[START OF Quoted passage]

# Dangers of buying online



## isoman234 (Feb 14, 2011)

I was wondering how great of a risk there is to buying things for my grow room online with my credit card?


----------



## fruity86 (Feb 14, 2011)

theres no risk atall the stuff you buys could be for any type of plant or veg
people use grow lights and grow gear to keep outdoor plant alive in the winter months aslong as you dont say (i need a light thats going to cover 8 cannabis plants in my spare bedroom) you will be fine


----------



## SensiStarFan (Feb 14, 2011)

fruity86 said:
			
		

> theres no risk atall the stuff you buys could be for any type of plant or veg
> people use grow lights and grow gear to keep outdoor plant alive in the winter months aslong as you dont say (i need a light thats going to cover 8 cannabis plants in my spare bedroom) you will be fine


 
:yeahthat: 

With tens of thousands of lights, nutrients, bulbs, ballasts, reflectors...etc being ordered online every day, there is no way to track these people.  It is the same advice I give to people scared about ordering seeds online.

[END OF Quoted passage]

*Written request 1*. In the thread on buying grow gear online, what does fruity86 say people use grow lights and grow gear for?
*Written request 2*. Say whether each statement agrees with the thread on buying grow gear online, and quote the words from the thread that decide it: (a) The first post asks about paying with a credit card. (b) fruity86 says buying grow gear online carries some risk. (c) SensiStarFan gives the same advice to people who are worried about ordering seeds online.
*Written request 3*. Carry on the thread on buying grow gear online from SensiStarFan's last sentence.
None of the data after this point is needed.

[START OF Material provided]

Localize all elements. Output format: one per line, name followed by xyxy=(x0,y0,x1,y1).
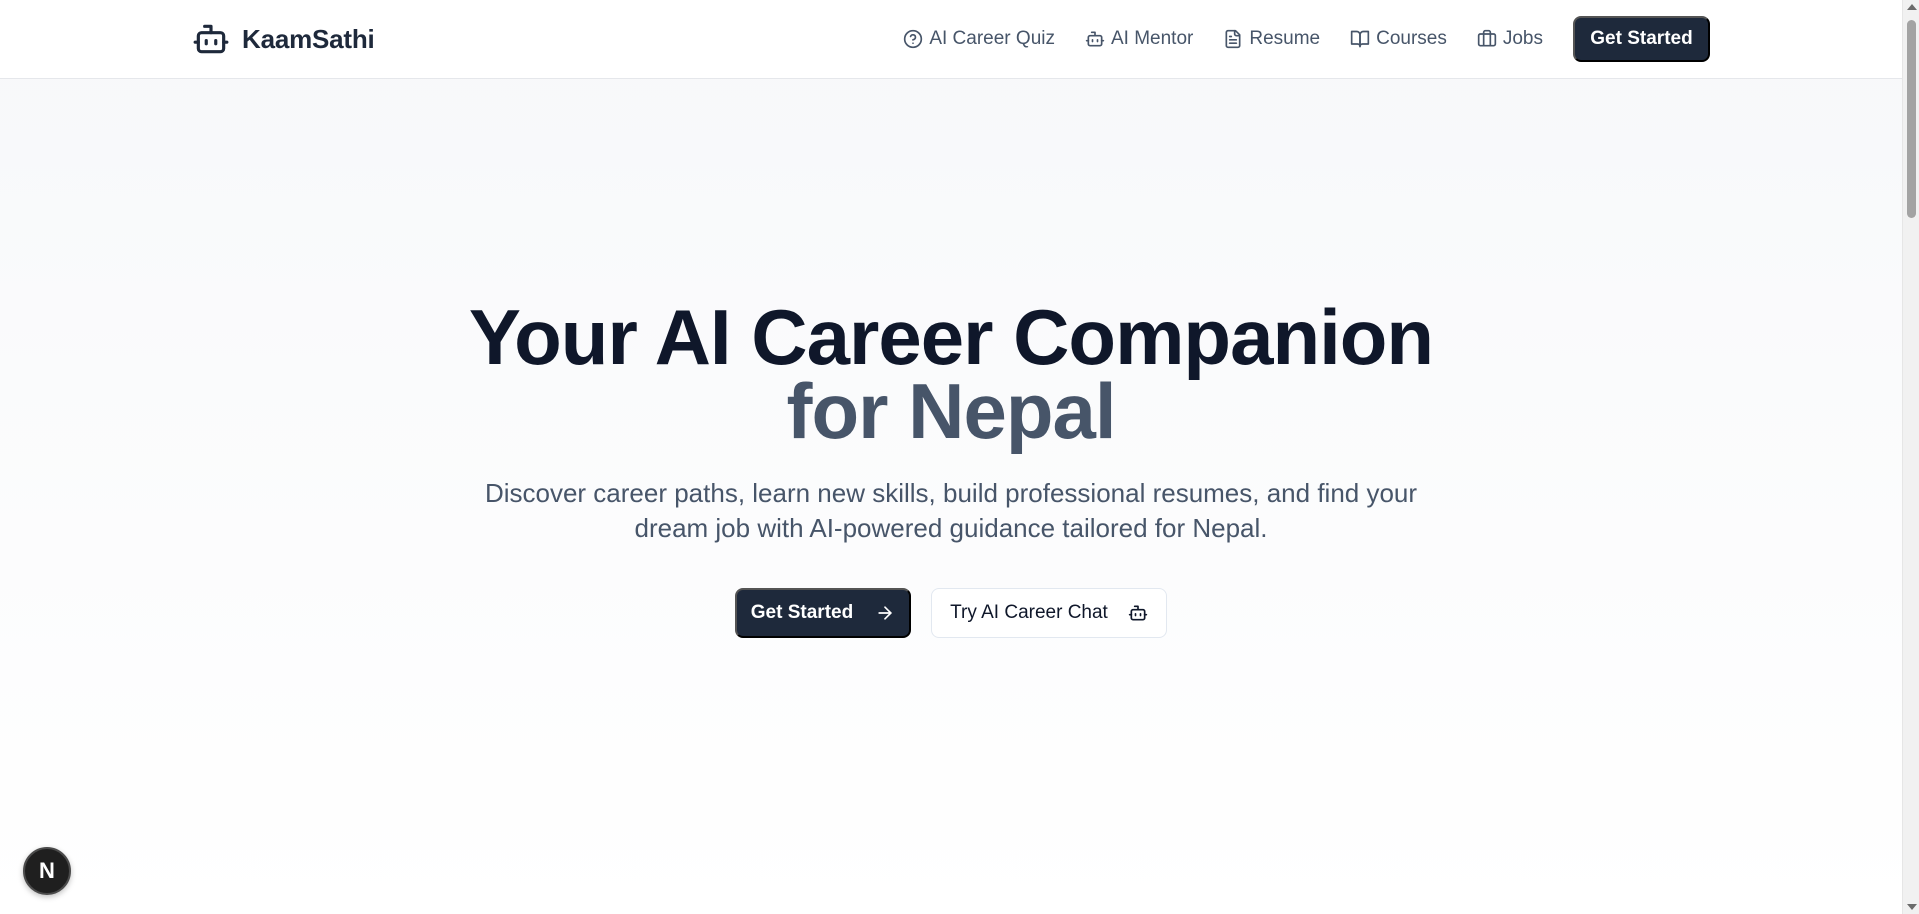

[END OF Material provided]

*Exercise response 1*. They use them to keep outdoor plants alive in the winter months.

*Exercise response 2*.
(a) Yes: "buying things for my grow room online with my credit card"
(b) No: "theres no risk atall"
(c) Yes: "It is the same advice I give to people scared about ordering seeds online."

*Exercise response 3*.
----------



## Jericho (Feb 14, 2011)

I bought everything on-line all sent from England to the Mediterranean with my credit card, That included HPS and Cool-tube, Extractor fan, Tent, Seeds, Ph up and down. Dont forget the credit card company can only see where your buying from not what your buying. 

Mine were all sent in one big box when i ordered them, and they came by land not air. I suggest you check any breakables before you sign for them.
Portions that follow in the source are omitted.